* Start *
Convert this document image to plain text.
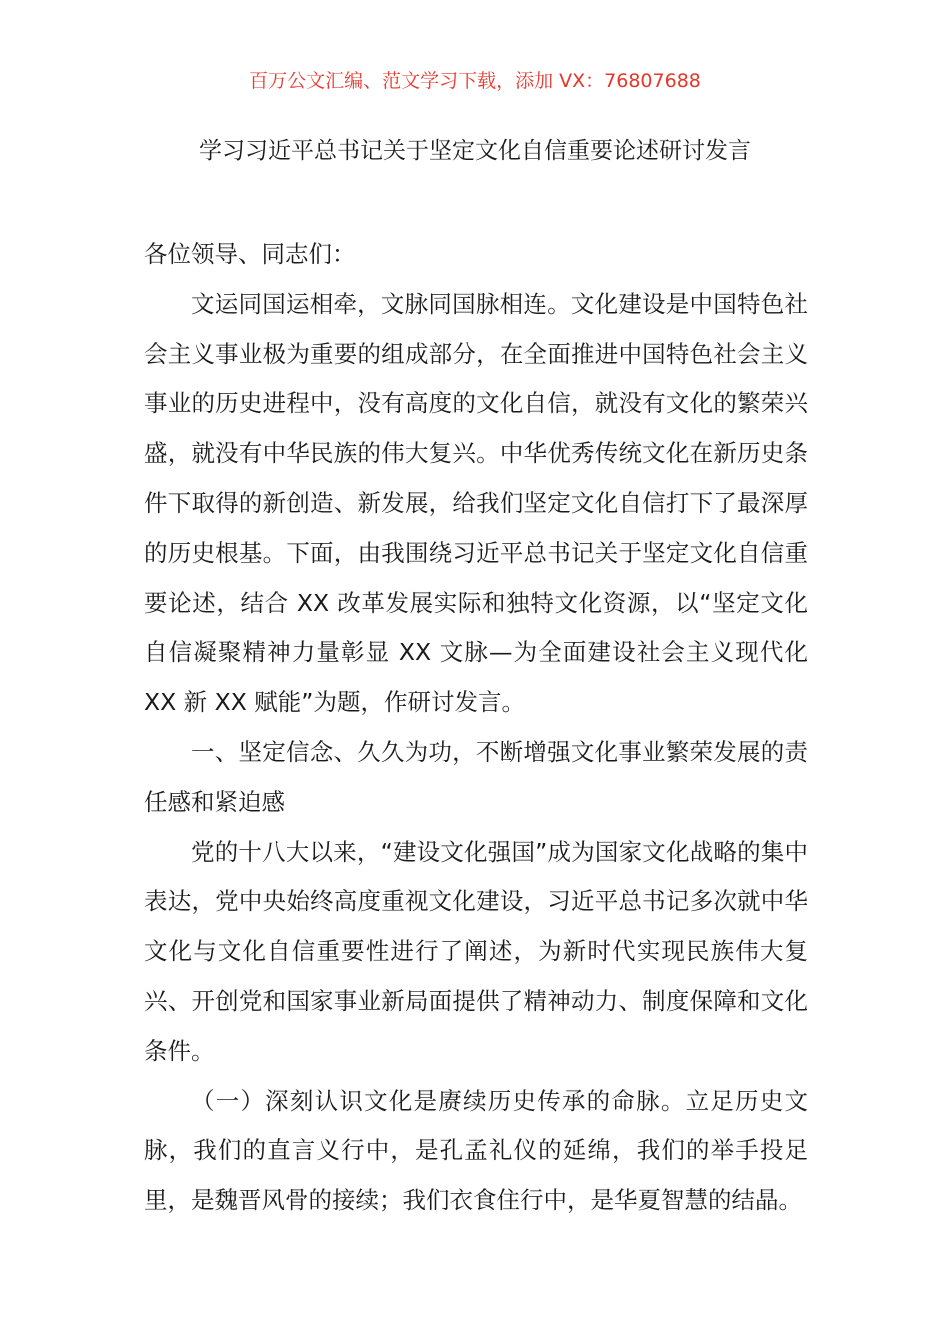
百万公文汇编、范文学习下载，添加 VX：76807688
学习习近平总书记关于坚定文化自信重要论述研讨发言

各位领导、同志们：

文运同国运相牵，文脉同国脉相连。文化建设是中国特色社会主义事业极为重要的组成部分，在全面推进中国特色社会主义事业的历史进程中，没有高度的文化自信，就没有文化的繁荣兴盛，就没有中华民族的伟大复兴。中华优秀传统文化在新历史条件下取得的新创造、新发展，给我们坚定文化自信打下了最深厚的历史根基。下面，由我围绕习近平总书记关于坚定文化自信重要论述，结合 XX 改革发展实际和独特文化资源，以“坚定文化自信凝聚精神力量彰显 XX 文脉—为全面建设社会主义现代化 XX 新 XX 赋能”为题，作研讨发言。

一、坚定信念、久久为功，不断增强文化事业繁荣发展的责任感和紧迫感

党的十八大以来，“建设文化强国”成为国家文化战略的集中表达，党中央始终高度重视文化建设，习近平总书记多次就中华文化与文化自信重要性进行了阐述，为新时代实现民族伟大复兴、开创党和国家事业新局面提供了精神动力、制度保障和文化条件。

（一）深刻认识文化是赓续历史传承的命脉。立足历史文脉，我们的直言义行中，是孔孟礼仪的延绵，我们的举手投足里，是魏晋风骨的接续；我们衣食住行中，是华夏智慧的结晶。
* End *
**DIRECTION**
Repeat each entry exactly. Pictures do not belong in the copy.

**THE RESPONSE**
Convert this document image to plain text.
百万公文汇编、范文学习下载，添加 VX：76807688
学习习近平总书记关于坚定文化自信重要论述研讨发言

各位领导、同志们：

文运同国运相牵，文脉同国脉相连。文化建设是中国特色社会主义事业极为重要的组成部分，在全面推进中国特色社会主义事业的历史进程中，没有高度的文化自信，就没有文化的繁荣兴盛，就没有中华民族的伟大复兴。中华优秀传统文化在新历史条件下取得的新创造、新发展，给我们坚定文化自信打下了最深厚的历史根基。下面，由我围绕习近平总书记关于坚定文化自信重要论述，结合 XX 改革发展实际和独特文化资源，以“坚定文化自信凝聚精神力量彰显 XX 文脉—为全面建设社会主义现代化 XX 新 XX 赋能”为题，作研讨发言。

一、坚定信念、久久为功，不断增强文化事业繁荣发展的责任感和紧迫感

党的十八大以来，“建设文化强国”成为国家文化战略的集中表达，党中央始终高度重视文化建设，习近平总书记多次就中华文化与文化自信重要性进行了阐述，为新时代实现民族伟大复兴、开创党和国家事业新局面提供了精神动力、制度保障和文化条件。

（一）深刻认识文化是赓续历史传承的命脉。立足历史文脉，我们的直言义行中，是孔孟礼仪的延绵，我们的举手投足里，是魏晋风骨的接续；我们衣食住行中，是华夏智慧的结晶。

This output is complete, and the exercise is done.